Written task →
Each line that includes "ylabel" counts once; give the total and nothing besides.

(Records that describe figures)

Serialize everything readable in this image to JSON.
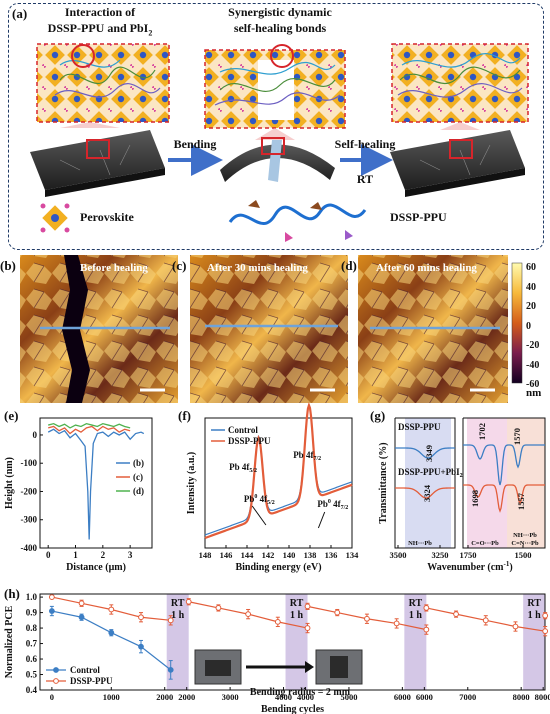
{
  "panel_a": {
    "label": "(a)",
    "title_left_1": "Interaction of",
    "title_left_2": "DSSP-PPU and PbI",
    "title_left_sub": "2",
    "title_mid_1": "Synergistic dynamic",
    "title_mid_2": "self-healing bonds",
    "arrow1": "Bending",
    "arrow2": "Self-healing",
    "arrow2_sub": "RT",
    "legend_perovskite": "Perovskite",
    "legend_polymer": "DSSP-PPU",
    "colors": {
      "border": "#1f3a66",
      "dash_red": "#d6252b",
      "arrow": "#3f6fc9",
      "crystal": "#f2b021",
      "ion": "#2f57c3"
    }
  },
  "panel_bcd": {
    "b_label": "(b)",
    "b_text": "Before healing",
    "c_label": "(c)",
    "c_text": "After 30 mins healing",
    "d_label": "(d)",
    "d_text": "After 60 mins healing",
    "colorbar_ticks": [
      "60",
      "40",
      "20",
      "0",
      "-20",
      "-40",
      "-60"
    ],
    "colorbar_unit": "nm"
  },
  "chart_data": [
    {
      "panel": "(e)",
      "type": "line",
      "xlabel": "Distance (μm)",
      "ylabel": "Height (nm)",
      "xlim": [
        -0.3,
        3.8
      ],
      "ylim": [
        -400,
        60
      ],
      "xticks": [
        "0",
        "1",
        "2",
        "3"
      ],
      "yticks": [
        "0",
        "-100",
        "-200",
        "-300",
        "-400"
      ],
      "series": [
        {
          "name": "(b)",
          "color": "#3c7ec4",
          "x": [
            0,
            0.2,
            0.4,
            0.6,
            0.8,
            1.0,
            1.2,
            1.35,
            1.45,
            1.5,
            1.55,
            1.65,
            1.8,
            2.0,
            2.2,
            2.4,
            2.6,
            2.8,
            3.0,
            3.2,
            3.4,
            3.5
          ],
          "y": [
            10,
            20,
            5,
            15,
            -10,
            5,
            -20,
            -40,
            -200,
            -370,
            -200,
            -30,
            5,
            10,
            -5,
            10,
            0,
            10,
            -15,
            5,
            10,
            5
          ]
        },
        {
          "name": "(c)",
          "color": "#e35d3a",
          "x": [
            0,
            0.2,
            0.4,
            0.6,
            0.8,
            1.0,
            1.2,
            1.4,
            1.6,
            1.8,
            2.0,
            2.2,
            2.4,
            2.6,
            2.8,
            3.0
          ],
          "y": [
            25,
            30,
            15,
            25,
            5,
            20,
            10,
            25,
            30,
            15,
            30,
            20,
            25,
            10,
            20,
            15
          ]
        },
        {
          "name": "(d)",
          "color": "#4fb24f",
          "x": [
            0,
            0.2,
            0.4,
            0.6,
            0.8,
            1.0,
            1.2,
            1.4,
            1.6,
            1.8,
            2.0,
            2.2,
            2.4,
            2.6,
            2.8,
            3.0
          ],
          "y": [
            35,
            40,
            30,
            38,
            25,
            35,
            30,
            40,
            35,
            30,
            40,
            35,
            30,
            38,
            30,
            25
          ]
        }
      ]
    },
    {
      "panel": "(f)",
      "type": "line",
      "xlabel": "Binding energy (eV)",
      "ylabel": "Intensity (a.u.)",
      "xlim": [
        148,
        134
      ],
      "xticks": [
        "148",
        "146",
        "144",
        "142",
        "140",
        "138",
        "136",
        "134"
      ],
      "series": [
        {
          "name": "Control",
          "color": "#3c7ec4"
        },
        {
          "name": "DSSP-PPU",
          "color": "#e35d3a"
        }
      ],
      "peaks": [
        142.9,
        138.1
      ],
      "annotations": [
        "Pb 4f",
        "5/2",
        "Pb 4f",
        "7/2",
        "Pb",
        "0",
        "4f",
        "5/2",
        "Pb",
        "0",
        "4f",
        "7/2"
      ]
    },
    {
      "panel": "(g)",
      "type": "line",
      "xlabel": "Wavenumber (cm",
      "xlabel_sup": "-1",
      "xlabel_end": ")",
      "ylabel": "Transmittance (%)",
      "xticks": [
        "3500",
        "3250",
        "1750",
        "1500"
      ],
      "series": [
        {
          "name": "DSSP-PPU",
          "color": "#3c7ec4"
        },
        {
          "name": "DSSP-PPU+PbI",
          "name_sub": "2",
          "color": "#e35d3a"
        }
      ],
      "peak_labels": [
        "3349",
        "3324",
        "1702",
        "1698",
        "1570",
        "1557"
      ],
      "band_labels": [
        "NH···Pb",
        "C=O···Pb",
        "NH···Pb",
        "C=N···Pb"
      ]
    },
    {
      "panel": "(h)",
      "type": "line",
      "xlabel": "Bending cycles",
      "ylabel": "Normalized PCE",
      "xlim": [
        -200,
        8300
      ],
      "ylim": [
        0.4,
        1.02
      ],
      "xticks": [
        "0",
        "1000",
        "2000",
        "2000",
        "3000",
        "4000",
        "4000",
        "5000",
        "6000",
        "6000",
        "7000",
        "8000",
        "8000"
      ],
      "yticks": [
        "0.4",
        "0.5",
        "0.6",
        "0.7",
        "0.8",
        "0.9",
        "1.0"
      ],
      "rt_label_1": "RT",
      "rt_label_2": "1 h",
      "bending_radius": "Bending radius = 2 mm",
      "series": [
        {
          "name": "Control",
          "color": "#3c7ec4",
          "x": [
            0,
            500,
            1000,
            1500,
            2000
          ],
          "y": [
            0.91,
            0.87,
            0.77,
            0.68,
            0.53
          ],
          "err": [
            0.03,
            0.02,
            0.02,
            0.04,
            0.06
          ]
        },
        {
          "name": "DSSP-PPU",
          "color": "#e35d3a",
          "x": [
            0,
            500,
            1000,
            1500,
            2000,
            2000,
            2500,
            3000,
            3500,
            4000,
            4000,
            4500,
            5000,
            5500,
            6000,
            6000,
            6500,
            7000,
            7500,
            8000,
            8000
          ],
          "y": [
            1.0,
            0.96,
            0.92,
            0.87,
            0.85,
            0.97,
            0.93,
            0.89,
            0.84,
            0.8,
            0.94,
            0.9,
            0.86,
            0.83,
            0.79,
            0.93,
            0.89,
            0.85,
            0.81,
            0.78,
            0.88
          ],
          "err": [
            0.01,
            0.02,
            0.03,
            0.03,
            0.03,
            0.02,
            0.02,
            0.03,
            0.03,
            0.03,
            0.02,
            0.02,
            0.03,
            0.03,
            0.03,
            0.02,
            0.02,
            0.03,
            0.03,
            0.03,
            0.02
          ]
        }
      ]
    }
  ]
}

Result →
4